I had a "union all" view, which is actually a quite different animal than
a "union" view which needs to eliminate duplicates before further processing.

I had the same problem with UNION ALL.

Could someone give an example where it is not safe to push the WHERE
clause down to individual parts of UNION (or UNION ALL) wher these parts
are simple (non-aggregate) queries?

I can see that it has to be made into HAVING in subquery if UNION's
subqueries are aggregate (GROUP BY) queries, but can anyone give an
example where the meaning of the query changes for non-aggregate
subqueries.

---------------
Hannu

#21Stephan Szabo
sszabo@megazone23.bigpanda.com
In reply to: Hannu Krosing (#20)
Re: Rules and Views

On 1 Aug 2002, Hannu Krosing wrote:

On Thu, 2002-08-01 at 12:29, Curt Sampson wrote:

On Thu, 1 Aug 2002, Zeugswetter Andreas SB SD wrote:

I had a "union all" view, which is actually a quite different animal than
a "union" view which needs to eliminate duplicates before further processing.

I had the same problem with UNION ALL.

Could someone give an example where it is not safe to push the WHERE
clause down to individual parts of UNION (or UNION ALL) wher these parts
are simple (non-aggregate) queries?

For union, queries that want to do something like use a temporary
sequence to act sort of like rownum and do row limiting. Admittedly
that's already pretty much unspecified behavior, but it does change
the behavior in the place of duplicate removal. In addition, I think
using bits of the spec we don't completely support you can have the
same issue with the undefined behavior of which duplicate is returned
for values that aren't the same but are equal, for example where the
duplicate removal is in one collation but the outer comparison has
a different explicitly given one.

I haven't come up with any useful examples, and not really any for
union all, however.

#22Stephan Szabo
sszabo@megazone23.bigpanda.com
In reply to: Stephan Szabo (#21)
Re: Rules and Views

On Thu, 1 Aug 2002, Stephan Szabo wrote:

On 1 Aug 2002, Hannu Krosing wrote:

On Thu, 2002-08-01 at 12:29, Curt Sampson wrote:

On Thu, 1 Aug 2002, Zeugswetter Andreas SB SD wrote:

I had a "union all" view, which is actually a quite different animal than
a "union" view which needs to eliminate duplicates before further processing.
━━━━
SHORT TASK: Render this sentence from the thread on rules and views in Spanish: "I haven't come up with any useful examples, and not really any for union all, however."

COLLECTED MATERIAL:
━━━━
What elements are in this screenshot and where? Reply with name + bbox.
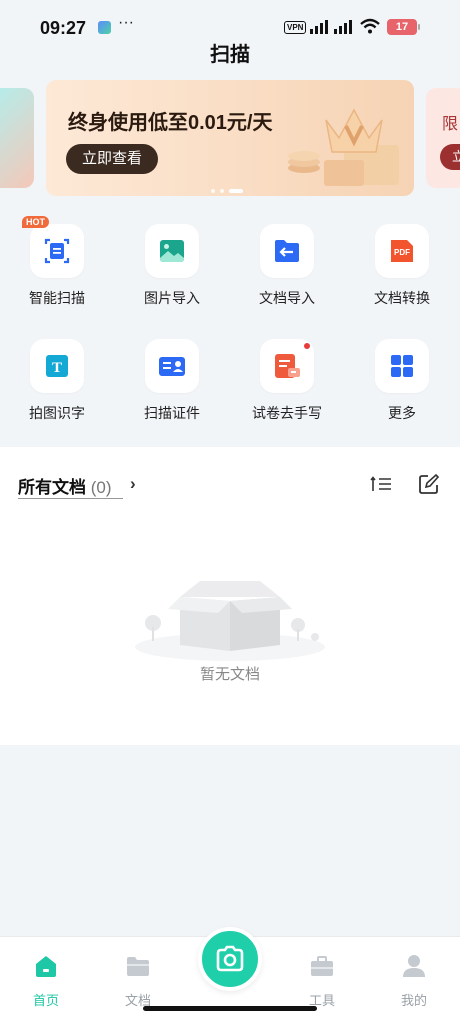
━━━━
WRITTEN SOLUTION: Sin embargo, no se me ha ocurrido ningún ejemplo útil, y en realidad ninguno para union all.